**Data excerpts**
+---+

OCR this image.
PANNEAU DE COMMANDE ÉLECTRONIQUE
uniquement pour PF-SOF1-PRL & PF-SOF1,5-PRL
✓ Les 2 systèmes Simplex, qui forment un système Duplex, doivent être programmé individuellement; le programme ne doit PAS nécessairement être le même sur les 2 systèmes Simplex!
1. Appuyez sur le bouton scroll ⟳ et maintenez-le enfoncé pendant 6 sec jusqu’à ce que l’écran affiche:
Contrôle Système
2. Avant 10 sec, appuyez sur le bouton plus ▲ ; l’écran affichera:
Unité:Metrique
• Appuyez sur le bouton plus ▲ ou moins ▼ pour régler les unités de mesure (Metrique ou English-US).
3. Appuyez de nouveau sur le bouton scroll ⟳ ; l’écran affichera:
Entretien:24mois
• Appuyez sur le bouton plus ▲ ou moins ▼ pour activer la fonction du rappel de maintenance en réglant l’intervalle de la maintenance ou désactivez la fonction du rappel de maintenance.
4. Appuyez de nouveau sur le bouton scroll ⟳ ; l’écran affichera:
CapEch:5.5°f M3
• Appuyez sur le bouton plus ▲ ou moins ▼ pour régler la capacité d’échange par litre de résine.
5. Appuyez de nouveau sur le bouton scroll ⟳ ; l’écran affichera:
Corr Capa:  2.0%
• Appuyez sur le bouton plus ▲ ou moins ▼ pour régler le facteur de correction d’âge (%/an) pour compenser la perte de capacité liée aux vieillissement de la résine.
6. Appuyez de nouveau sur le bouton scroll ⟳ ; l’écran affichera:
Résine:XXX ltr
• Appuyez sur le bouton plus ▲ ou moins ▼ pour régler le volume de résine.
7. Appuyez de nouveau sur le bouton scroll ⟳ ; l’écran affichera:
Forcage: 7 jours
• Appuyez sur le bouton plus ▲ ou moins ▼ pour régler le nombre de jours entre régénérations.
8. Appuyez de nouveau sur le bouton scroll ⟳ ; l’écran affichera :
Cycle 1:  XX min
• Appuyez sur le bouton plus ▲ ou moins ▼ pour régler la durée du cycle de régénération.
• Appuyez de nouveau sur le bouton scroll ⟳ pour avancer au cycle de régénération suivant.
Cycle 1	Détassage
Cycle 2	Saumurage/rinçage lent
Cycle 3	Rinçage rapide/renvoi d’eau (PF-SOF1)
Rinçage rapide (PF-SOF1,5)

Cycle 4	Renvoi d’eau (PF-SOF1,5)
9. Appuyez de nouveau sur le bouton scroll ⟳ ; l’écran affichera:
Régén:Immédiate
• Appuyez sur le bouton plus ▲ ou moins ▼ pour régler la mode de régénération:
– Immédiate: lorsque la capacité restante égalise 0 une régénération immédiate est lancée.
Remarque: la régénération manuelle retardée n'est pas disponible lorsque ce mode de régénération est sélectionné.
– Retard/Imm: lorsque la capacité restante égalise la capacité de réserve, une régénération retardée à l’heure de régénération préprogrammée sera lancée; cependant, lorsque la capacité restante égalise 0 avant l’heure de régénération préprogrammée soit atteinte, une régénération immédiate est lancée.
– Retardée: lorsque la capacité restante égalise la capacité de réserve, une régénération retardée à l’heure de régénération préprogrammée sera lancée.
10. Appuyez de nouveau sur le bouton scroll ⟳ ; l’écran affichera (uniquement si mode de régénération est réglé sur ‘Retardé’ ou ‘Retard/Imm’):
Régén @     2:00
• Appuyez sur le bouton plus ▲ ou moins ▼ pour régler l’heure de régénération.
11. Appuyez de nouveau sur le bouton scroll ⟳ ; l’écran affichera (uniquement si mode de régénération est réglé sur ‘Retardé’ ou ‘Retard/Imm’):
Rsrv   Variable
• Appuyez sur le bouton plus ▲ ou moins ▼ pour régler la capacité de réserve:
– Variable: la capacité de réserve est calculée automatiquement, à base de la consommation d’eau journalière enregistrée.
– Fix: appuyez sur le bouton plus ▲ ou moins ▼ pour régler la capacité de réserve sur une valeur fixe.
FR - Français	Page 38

+---+

Every entry must be quoted exactly as it appears above.

OCR this image.
PANNEAU DE COMMANDE ÉLECTRONIQUE
uniquement pour PF-SOF1-PRL & PF-SOF1,5-PRL
✓ Les 2 systèmes Simplex, qui forment un système Duplex, doivent être programmé individuellement; le programme ne doit PAS nécessairement être le même sur les 2 systèmes Simplex!
1. Appuyez sur le bouton scroll ⟳ et maintenez-le enfoncé pendant 6 sec jusqu’à ce que l’écran affiche:
Contrôle Système
2. Avant 10 sec, appuyez sur le bouton plus ▲ ; l’écran affichera:
Unité:Metrique
• Appuyez sur le bouton plus ▲ ou moins ▼ pour régler les unités de mesure (Metrique ou English-US).
3. Appuyez de nouveau sur le bouton scroll ⟳ ; l’écran affichera:
Entretien:24mois
• Appuyez sur le bouton plus ▲ ou moins ▼ pour activer la fonction du rappel de maintenance en réglant l’intervalle de la maintenance ou désactivez la fonction du rappel de maintenance.
4. Appuyez de nouveau sur le bouton scroll ⟳ ; l’écran affichera:
CapEch:5.5°f M3
• Appuyez sur le bouton plus ▲ ou moins ▼ pour régler la capacité d’échange par litre de résine.
5. Appuyez de nouveau sur le bouton scroll ⟳ ; l’écran affichera:
Corr Capa:  2.0%
• Appuyez sur le bouton plus ▲ ou moins ▼ pour régler le facteur de correction d’âge (%/an) pour compenser la perte de capacité liée aux vieillissement de la résine.
6. Appuyez de nouveau sur le bouton scroll ⟳ ; l’écran affichera:
Résine:XXX ltr
• Appuyez sur le bouton plus ▲ ou moins ▼ pour régler le volume de résine.
7. Appuyez de nouveau sur le bouton scroll ⟳ ; l’écran affichera:
Forcage: 7 jours
• Appuyez sur le bouton plus ▲ ou moins ▼ pour régler le nombre de jours entre régénérations.
8. Appuyez de nouveau sur le bouton scroll ⟳ ; l’écran affichera :
Cycle 1:  XX min
• Appuyez sur le bouton plus ▲ ou moins ▼ pour régler la durée du cycle de régénération.
• Appuyez de nouveau sur le bouton scroll ⟳ pour avancer au cycle de régénération suivant.
Cycle 1	Détassage
Cycle 2	Saumurage/rinçage lent
Cycle 3	Rinçage rapide/renvoi d’eau (PF-SOF1)
Rinçage rapide (PF-SOF1,5)

Cycle 4	Renvoi d’eau (PF-SOF1,5)
9. Appuyez de nouveau sur le bouton scroll ⟳ ; l’écran affichera:
Régén:Immédiate
• Appuyez sur le bouton plus ▲ ou moins ▼ pour régler la mode de régénération:
– Immédiate: lorsque la capacité restante égalise 0 une régénération immédiate est lancée.
Remarque: la régénération manuelle retardée n'est pas disponible lorsque ce mode de régénération est sélectionné.
– Retard/Imm: lorsque la capacité restante égalise la capacité de réserve, une régénération retardée à l’heure de régénération préprogrammée sera lancée; cependant, lorsque la capacité restante égalise 0 avant l’heure de régénération préprogrammée soit atteinte, une régénération immédiate est lancée.
– Retardée: lorsque la capacité restante égalise la capacité de réserve, une régénération retardée à l’heure de régénération préprogrammée sera lancée.
10. Appuyez de nouveau sur le bouton scroll ⟳ ; l’écran affichera (uniquement si mode de régénération est réglé sur ‘Retardé’ ou ‘Retard/Imm’):
Régén @     2:00
• Appuyez sur le bouton plus ▲ ou moins ▼ pour régler l’heure de régénération.
11. Appuyez de nouveau sur le bouton scroll ⟳ ; l’écran affichera (uniquement si mode de régénération est réglé sur ‘Retardé’ ou ‘Retard/Imm’):
Rsrv   Variable
• Appuyez sur le bouton plus ▲ ou moins ▼ pour régler la capacité de réserve:
– Variable: la capacité de réserve est calculée automatiquement, à base de la consommation d’eau journalière enregistrée.
– Fix: appuyez sur le bouton plus ▲ ou moins ▼ pour régler la capacité de réserve sur une valeur fixe.
FR - Français	Page 38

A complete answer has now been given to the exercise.